Aim of the exercise
Extract all lines from the data beneath that include the word "this".

Data for the task
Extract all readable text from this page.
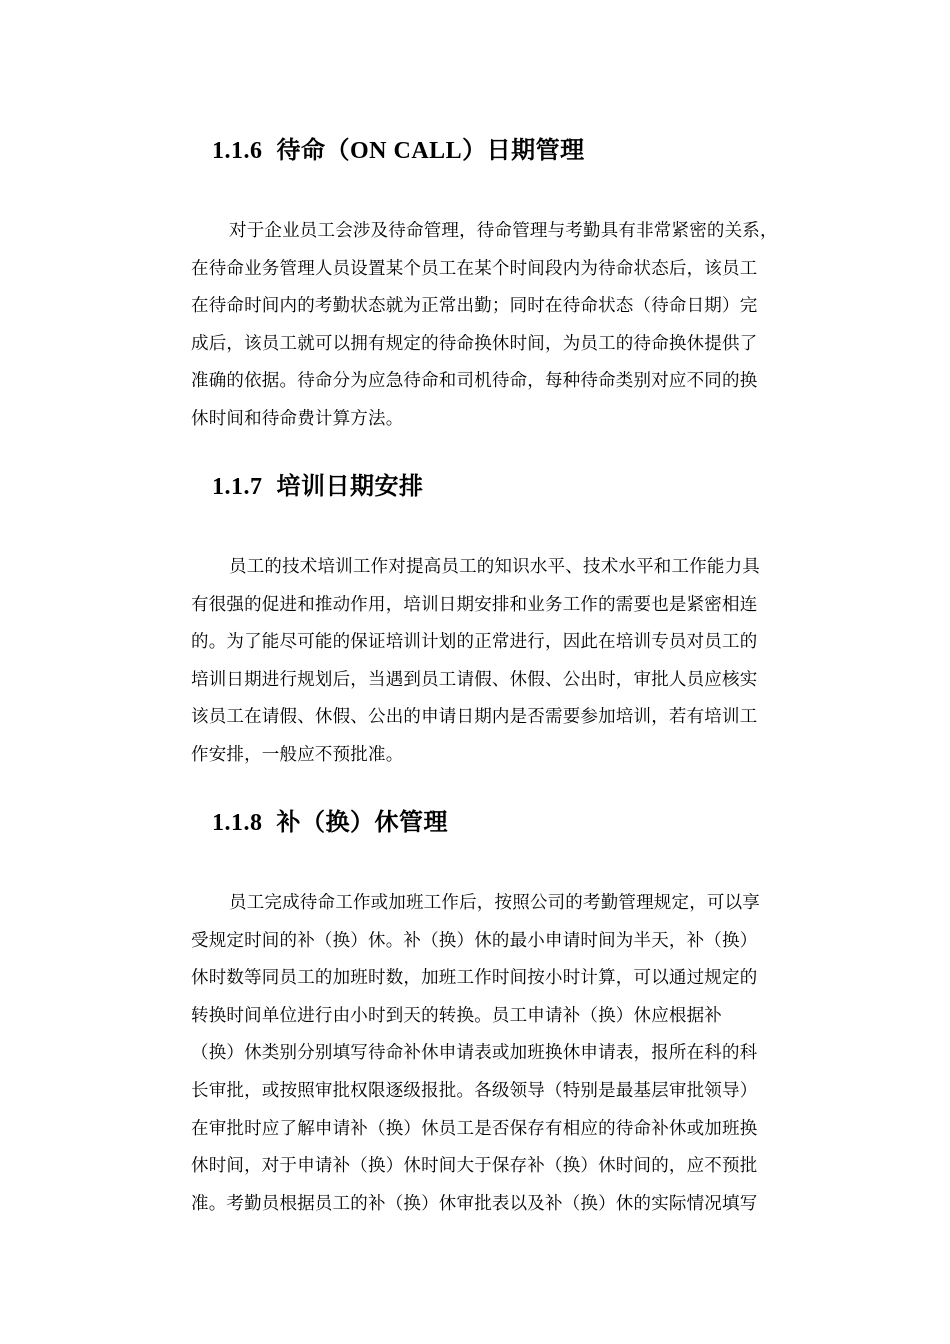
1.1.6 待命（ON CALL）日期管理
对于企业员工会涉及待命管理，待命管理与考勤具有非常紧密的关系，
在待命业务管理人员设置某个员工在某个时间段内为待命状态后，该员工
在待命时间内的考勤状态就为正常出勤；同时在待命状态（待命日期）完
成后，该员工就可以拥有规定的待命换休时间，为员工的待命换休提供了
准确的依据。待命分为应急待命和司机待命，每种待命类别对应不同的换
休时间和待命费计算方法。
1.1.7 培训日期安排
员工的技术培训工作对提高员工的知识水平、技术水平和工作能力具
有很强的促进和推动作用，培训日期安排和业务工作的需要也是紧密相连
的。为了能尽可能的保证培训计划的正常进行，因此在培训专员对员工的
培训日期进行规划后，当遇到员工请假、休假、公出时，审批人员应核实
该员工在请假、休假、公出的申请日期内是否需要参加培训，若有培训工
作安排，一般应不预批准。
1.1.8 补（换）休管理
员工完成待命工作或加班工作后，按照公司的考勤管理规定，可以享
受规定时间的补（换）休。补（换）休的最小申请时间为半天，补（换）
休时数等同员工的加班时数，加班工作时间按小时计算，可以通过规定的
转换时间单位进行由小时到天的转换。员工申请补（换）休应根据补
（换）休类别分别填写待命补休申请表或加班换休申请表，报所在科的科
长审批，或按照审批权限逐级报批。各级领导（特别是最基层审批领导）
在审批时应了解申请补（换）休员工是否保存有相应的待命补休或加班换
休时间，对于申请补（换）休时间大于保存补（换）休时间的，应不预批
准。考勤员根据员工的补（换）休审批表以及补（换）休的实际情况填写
==
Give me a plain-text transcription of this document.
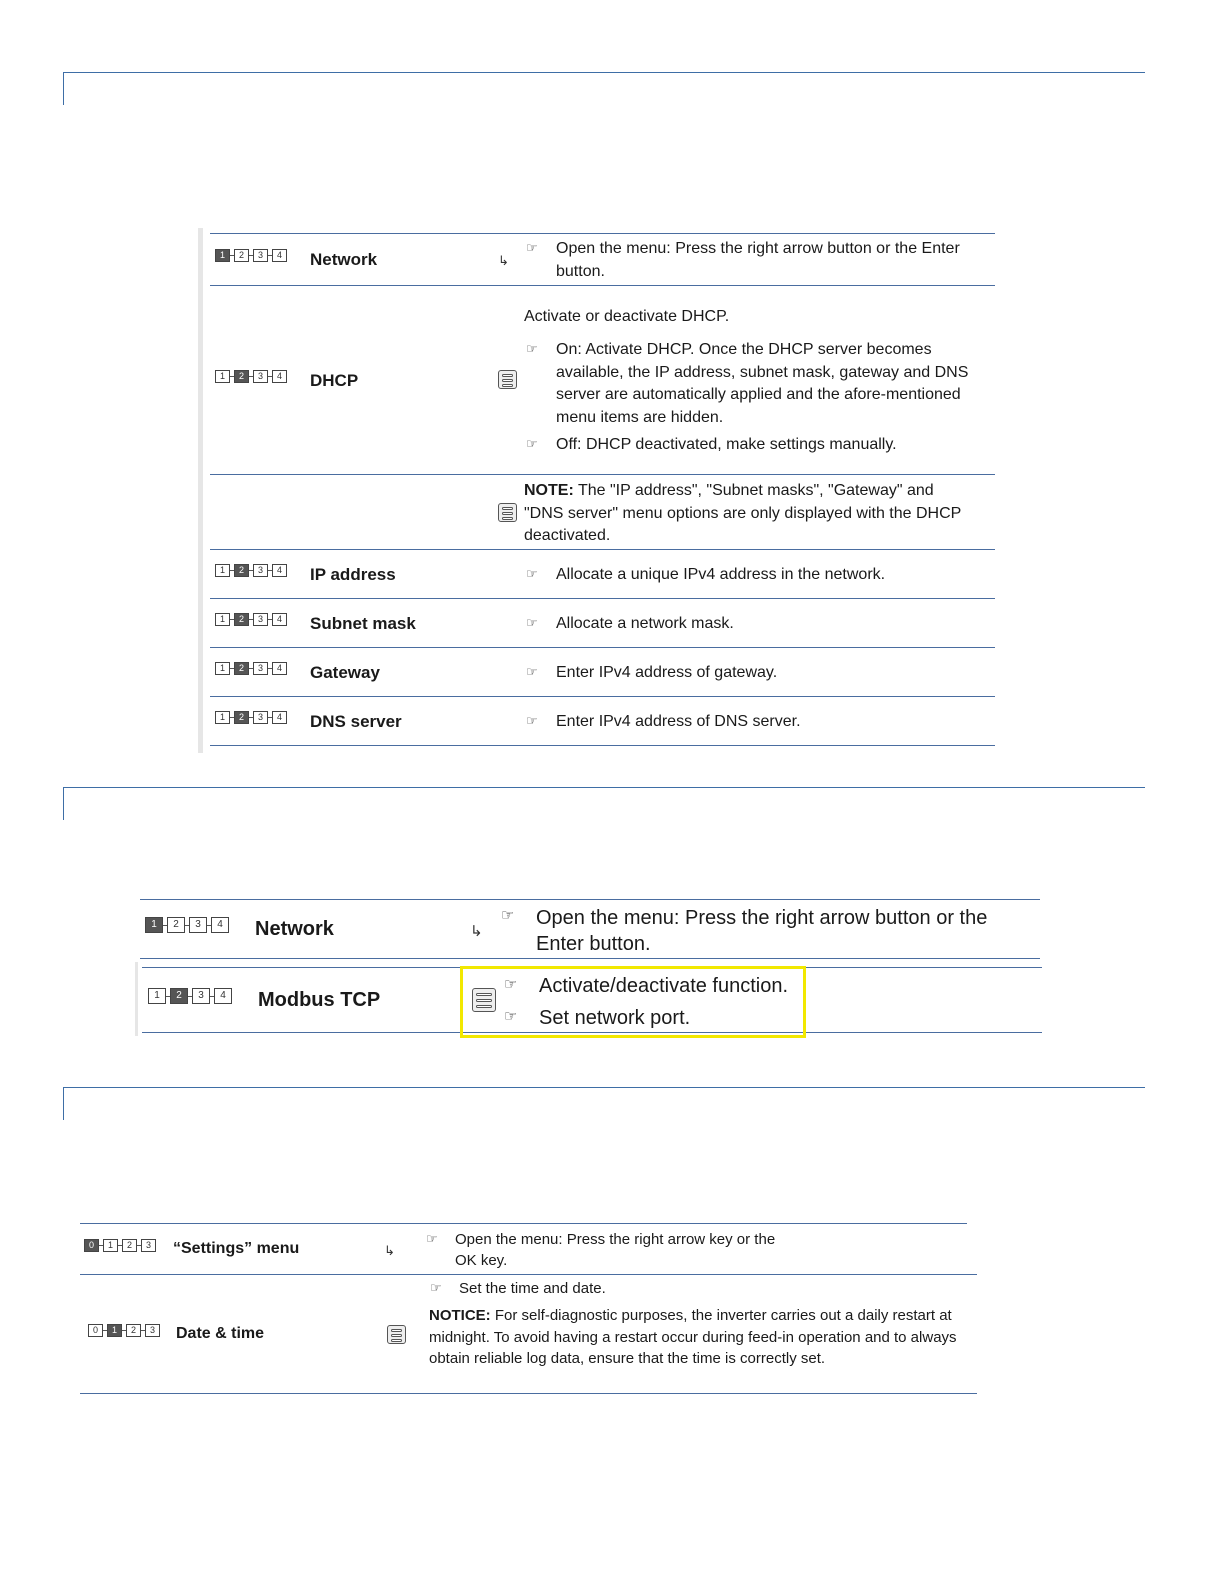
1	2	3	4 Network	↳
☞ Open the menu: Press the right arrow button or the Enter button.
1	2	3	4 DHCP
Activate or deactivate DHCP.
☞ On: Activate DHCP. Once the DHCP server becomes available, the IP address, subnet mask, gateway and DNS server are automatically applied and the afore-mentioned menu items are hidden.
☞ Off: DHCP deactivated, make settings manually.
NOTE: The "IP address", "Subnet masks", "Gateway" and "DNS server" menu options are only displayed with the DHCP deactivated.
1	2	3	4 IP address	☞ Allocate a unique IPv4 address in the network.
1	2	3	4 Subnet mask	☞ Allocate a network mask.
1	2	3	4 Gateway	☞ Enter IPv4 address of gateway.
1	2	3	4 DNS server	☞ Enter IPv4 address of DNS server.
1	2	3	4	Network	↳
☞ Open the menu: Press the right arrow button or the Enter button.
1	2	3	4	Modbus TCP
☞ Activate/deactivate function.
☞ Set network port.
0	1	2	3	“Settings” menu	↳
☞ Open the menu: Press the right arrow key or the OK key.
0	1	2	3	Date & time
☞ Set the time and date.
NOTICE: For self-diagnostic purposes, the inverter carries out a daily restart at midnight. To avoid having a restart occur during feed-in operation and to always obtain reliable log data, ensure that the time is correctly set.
--
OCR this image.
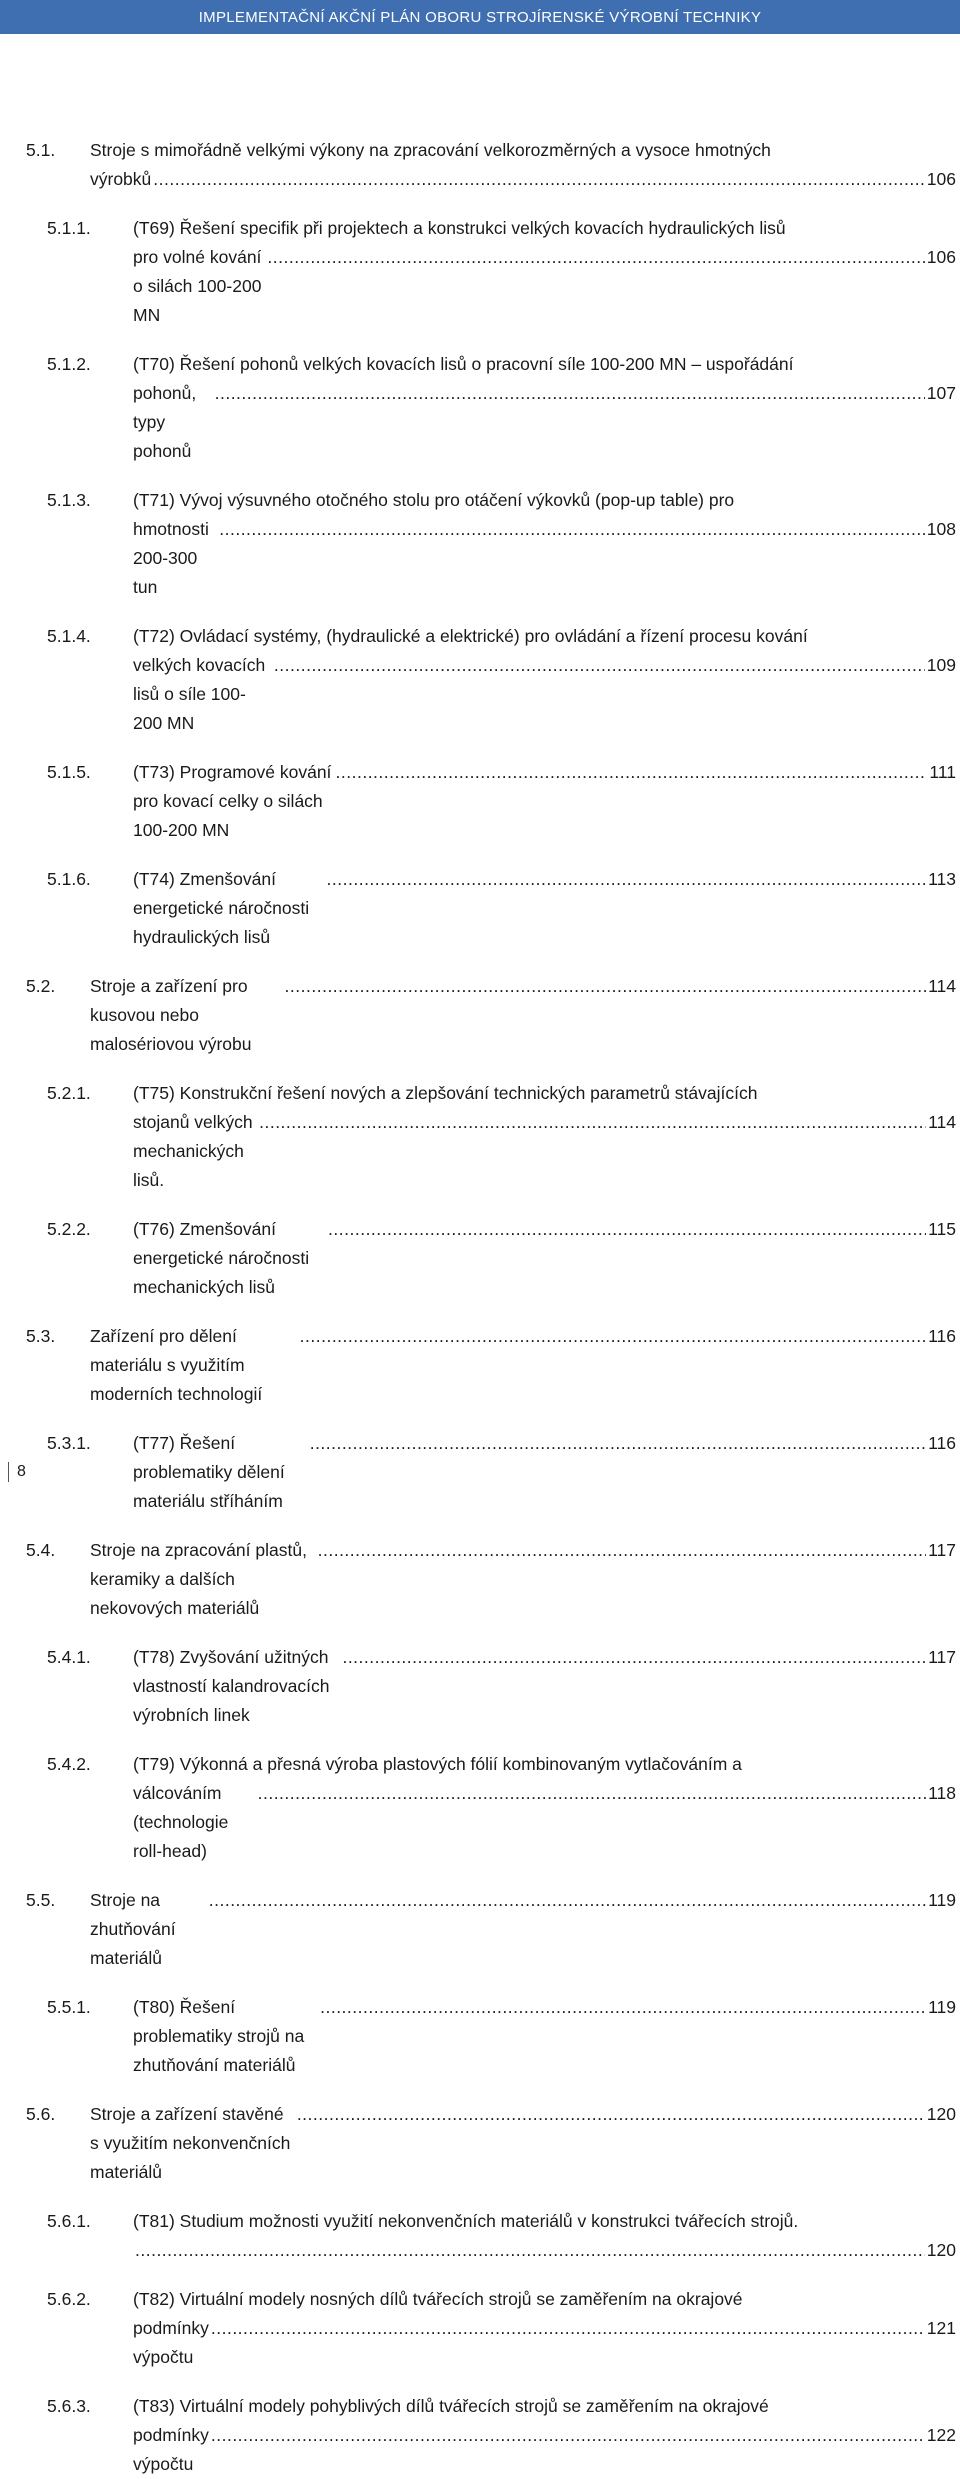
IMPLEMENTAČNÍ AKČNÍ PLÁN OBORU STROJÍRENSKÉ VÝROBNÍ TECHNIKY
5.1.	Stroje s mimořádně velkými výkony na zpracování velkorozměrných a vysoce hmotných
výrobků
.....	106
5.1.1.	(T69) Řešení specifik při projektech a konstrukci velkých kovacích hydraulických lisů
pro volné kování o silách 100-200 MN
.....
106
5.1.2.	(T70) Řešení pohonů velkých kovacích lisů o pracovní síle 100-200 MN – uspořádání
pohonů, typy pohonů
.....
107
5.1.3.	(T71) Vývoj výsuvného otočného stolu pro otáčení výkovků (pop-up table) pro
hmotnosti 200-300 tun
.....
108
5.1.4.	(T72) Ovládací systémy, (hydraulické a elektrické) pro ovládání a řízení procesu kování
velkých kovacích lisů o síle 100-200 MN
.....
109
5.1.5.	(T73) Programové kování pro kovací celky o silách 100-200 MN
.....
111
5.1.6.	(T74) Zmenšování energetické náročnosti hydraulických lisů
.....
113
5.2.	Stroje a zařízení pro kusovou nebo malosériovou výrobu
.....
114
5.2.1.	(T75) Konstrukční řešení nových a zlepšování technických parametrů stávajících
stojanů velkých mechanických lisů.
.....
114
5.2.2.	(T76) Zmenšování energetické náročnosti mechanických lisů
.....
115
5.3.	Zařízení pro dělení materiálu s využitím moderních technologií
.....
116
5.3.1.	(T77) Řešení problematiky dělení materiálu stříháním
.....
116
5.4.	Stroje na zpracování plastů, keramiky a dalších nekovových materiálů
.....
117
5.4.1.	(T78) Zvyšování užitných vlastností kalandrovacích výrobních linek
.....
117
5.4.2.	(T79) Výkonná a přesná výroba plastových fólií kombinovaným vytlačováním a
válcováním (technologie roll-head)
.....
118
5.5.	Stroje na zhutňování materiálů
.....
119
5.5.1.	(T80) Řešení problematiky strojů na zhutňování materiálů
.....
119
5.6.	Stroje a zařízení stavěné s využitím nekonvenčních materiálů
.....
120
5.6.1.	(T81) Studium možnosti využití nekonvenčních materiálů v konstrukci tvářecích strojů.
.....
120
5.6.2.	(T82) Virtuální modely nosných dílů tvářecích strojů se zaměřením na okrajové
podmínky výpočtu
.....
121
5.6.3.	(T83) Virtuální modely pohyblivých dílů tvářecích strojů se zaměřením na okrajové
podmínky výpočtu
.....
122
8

Final result
Extract all readable text from this page.
Give me a plain-text transcription of this document.
OCR this image.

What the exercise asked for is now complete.